> [AIM OF THE EXERCISE]:
Search the entries for the word "xlabel" and pull out each line that has it.

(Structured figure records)
#####

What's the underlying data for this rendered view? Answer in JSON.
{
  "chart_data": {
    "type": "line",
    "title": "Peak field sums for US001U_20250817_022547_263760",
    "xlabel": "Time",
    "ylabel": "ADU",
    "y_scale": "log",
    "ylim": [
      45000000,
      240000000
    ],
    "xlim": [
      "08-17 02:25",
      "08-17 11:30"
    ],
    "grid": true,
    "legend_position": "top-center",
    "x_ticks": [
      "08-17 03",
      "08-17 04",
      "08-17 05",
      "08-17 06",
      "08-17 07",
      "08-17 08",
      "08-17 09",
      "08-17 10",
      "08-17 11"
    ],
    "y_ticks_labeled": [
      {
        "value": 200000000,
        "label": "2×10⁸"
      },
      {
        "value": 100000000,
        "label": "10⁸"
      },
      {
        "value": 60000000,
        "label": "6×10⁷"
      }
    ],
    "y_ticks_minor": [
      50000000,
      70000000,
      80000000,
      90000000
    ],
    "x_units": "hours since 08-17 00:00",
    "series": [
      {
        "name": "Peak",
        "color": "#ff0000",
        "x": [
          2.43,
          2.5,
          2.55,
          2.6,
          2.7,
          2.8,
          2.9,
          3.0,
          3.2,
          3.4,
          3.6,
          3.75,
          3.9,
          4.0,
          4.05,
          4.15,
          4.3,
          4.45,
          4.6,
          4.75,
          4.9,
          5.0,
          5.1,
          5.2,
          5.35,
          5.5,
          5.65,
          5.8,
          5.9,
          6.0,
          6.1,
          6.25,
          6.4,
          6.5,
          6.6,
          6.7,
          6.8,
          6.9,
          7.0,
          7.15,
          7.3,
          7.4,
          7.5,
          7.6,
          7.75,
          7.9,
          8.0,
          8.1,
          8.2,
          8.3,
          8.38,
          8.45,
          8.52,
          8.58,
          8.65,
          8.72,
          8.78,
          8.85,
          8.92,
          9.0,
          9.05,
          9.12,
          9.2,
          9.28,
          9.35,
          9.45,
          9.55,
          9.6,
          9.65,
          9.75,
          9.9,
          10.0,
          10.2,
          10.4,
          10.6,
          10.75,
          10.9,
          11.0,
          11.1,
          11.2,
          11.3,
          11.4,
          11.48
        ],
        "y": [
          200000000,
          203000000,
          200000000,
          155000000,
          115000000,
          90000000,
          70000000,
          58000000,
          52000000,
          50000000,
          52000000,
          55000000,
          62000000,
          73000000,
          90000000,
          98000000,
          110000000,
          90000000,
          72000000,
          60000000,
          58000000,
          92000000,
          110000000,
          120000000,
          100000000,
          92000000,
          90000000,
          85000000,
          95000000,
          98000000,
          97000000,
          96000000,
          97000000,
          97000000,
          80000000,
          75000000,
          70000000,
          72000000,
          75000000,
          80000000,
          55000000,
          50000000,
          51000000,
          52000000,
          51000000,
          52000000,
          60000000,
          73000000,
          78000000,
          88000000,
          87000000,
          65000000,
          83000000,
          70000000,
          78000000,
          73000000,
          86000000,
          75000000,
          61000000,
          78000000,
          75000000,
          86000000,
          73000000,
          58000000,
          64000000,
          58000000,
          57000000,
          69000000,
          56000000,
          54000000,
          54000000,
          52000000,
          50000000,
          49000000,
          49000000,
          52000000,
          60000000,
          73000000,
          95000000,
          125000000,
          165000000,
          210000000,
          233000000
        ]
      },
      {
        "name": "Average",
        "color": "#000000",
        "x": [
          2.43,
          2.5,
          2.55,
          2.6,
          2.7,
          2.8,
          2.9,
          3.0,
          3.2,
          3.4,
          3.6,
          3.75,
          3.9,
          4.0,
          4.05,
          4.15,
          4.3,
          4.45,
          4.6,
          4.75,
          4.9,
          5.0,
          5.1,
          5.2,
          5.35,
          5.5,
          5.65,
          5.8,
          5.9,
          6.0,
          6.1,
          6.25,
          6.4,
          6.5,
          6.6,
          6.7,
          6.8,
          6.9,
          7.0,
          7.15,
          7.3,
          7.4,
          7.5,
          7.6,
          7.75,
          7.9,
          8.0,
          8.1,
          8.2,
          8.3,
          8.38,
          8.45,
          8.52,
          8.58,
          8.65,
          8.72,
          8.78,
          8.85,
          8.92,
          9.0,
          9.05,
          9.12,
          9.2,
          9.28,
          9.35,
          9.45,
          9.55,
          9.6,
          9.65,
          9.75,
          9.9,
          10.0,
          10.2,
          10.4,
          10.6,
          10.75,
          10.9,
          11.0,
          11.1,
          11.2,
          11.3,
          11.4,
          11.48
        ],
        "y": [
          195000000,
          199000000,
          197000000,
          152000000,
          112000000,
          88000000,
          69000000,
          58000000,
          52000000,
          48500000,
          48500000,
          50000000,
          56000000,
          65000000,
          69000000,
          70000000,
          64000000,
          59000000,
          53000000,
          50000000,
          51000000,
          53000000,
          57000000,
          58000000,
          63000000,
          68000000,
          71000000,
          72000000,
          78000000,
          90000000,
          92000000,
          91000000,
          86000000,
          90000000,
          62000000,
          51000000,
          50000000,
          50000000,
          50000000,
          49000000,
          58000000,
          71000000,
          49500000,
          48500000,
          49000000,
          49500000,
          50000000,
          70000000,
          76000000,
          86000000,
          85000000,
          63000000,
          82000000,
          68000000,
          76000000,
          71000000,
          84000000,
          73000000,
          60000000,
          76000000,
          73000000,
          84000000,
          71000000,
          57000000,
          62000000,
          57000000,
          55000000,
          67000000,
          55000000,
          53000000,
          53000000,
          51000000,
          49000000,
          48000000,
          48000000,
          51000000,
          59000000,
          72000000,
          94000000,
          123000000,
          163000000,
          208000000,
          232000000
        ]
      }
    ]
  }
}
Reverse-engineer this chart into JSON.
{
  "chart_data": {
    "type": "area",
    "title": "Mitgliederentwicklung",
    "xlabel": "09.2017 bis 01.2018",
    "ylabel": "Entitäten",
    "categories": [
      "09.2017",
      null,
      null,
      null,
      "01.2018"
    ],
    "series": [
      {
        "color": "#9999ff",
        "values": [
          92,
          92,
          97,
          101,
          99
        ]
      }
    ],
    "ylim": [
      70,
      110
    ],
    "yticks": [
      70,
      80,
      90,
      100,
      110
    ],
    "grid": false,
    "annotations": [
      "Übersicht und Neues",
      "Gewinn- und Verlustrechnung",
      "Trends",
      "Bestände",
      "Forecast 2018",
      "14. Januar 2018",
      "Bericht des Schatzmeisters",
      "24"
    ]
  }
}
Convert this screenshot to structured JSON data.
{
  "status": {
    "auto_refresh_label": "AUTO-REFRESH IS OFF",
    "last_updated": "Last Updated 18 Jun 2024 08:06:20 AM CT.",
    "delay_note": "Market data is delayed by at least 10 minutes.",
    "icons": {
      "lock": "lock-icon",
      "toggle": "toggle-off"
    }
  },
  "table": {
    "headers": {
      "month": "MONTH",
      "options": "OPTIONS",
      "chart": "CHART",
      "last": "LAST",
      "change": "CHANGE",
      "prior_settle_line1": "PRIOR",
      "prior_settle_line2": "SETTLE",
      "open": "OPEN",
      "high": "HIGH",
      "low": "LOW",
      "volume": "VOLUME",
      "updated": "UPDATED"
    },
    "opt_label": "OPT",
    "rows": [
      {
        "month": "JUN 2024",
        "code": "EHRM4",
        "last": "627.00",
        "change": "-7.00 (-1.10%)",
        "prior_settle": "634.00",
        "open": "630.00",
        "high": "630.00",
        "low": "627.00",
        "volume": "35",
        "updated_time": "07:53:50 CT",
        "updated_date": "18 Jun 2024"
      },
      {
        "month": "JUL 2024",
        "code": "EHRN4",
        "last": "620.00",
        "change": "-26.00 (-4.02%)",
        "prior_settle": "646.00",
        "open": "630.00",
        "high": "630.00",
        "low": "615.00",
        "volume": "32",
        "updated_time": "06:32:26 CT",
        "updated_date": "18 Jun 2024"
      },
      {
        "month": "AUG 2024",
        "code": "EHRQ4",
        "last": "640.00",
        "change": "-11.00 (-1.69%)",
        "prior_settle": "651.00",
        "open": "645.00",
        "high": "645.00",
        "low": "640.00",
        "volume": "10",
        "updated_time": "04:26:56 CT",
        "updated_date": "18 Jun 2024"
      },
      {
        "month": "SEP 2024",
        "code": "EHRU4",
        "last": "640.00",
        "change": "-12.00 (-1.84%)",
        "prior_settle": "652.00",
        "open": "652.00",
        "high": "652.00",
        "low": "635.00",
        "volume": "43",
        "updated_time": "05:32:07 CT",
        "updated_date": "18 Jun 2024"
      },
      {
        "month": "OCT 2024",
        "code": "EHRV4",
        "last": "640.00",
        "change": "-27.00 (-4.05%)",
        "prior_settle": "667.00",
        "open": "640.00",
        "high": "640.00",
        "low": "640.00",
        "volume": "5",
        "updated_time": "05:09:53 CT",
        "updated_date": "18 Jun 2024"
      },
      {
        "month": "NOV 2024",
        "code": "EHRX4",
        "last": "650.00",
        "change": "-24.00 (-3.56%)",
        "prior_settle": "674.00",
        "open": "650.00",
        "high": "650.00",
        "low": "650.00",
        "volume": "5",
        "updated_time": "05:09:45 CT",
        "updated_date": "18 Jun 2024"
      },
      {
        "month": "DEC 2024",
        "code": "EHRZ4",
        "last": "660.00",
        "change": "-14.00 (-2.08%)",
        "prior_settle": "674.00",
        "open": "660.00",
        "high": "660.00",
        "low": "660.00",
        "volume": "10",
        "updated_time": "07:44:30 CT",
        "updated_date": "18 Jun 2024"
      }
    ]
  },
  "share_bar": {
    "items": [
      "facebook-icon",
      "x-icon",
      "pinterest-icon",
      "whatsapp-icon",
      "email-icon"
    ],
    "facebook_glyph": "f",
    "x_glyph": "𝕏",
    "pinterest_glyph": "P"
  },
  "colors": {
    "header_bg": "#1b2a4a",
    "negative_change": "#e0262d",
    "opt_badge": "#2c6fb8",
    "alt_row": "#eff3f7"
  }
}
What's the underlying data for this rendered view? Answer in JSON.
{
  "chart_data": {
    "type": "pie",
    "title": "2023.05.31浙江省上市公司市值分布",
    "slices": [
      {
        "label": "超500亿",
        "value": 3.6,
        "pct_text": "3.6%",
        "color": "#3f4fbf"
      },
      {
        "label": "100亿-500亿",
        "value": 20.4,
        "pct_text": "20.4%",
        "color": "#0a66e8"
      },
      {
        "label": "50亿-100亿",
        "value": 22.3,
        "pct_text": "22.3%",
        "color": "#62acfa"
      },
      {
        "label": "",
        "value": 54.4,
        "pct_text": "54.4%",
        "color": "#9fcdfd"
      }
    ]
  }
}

#####

> [ANSWER IN FULL]:
    "xlabel": "Time",
    "xlabel": "09.2017 bis 01.2018",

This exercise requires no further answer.